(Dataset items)
┄┄┄┄┄┄┄┄┄┄
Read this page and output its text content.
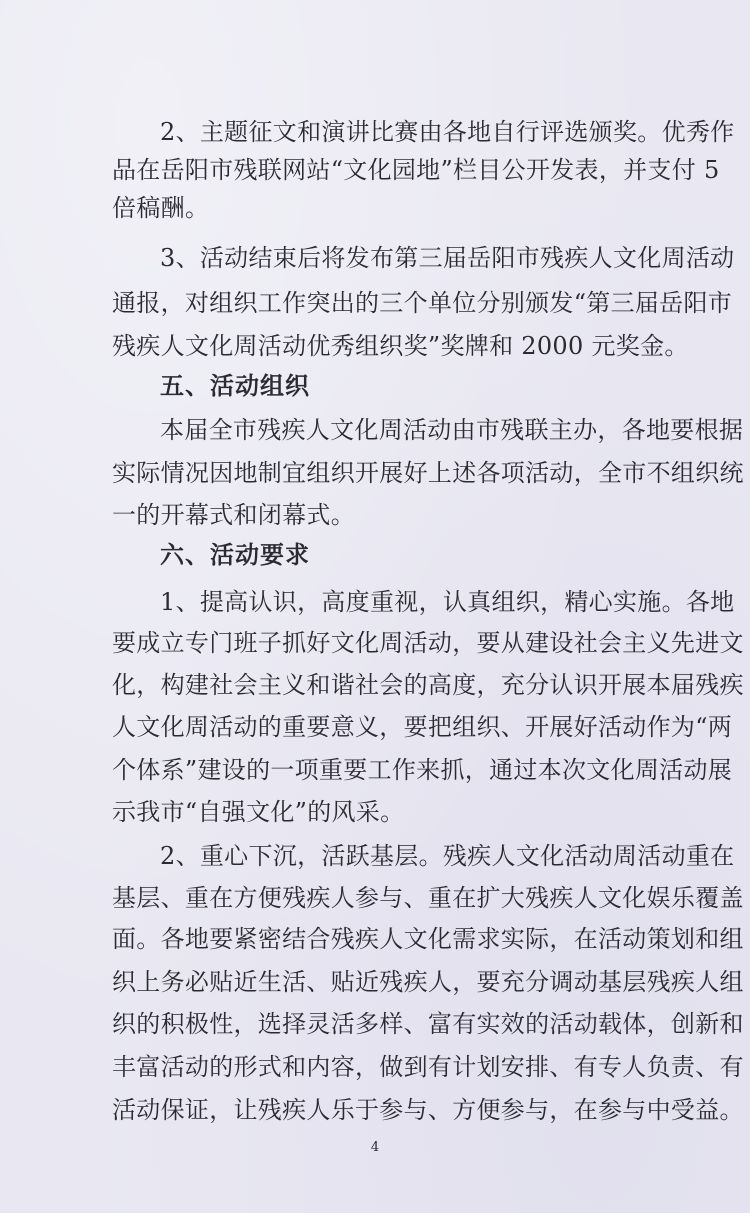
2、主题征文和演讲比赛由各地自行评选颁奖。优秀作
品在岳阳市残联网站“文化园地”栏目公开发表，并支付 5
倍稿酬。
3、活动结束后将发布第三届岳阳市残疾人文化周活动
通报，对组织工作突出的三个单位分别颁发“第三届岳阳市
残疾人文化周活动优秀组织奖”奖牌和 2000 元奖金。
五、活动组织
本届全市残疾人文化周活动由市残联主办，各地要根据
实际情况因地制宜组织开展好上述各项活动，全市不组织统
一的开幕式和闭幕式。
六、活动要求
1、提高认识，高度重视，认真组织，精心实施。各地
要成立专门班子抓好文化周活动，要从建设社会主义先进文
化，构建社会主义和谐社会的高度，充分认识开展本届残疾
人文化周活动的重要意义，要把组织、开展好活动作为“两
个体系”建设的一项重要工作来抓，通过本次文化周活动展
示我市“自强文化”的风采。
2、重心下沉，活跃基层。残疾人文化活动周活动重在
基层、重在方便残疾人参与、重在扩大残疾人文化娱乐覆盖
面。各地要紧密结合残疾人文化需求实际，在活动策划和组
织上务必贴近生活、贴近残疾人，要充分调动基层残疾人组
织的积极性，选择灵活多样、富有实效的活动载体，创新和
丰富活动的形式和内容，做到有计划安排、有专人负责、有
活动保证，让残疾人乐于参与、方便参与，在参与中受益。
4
┄┄┄┄┄┄┄┄┄┄
- WHAT IS REQUIRED:
In your copy, repeat each record exactly and include no pictures.

- ANSWER TO THIS EXERCISE:
Read this page and output its text content.
2、主题征文和演讲比赛由各地自行评选颁奖。优秀作
品在岳阳市残联网站“文化园地”栏目公开发表，并支付 5
倍稿酬。
3、活动结束后将发布第三届岳阳市残疾人文化周活动
通报，对组织工作突出的三个单位分别颁发“第三届岳阳市
残疾人文化周活动优秀组织奖”奖牌和 2000 元奖金。
五、活动组织
本届全市残疾人文化周活动由市残联主办，各地要根据
实际情况因地制宜组织开展好上述各项活动，全市不组织统
一的开幕式和闭幕式。
六、活动要求
1、提高认识，高度重视，认真组织，精心实施。各地
要成立专门班子抓好文化周活动，要从建设社会主义先进文
化，构建社会主义和谐社会的高度，充分认识开展本届残疾
人文化周活动的重要意义，要把组织、开展好活动作为“两
个体系”建设的一项重要工作来抓，通过本次文化周活动展
示我市“自强文化”的风采。
2、重心下沉，活跃基层。残疾人文化活动周活动重在
基层、重在方便残疾人参与、重在扩大残疾人文化娱乐覆盖
面。各地要紧密结合残疾人文化需求实际，在活动策划和组
织上务必贴近生活、贴近残疾人，要充分调动基层残疾人组
织的积极性，选择灵活多样、富有实效的活动载体，创新和
丰富活动的形式和内容，做到有计划安排、有专人负责、有
活动保证，让残疾人乐于参与、方便参与，在参与中受益。
4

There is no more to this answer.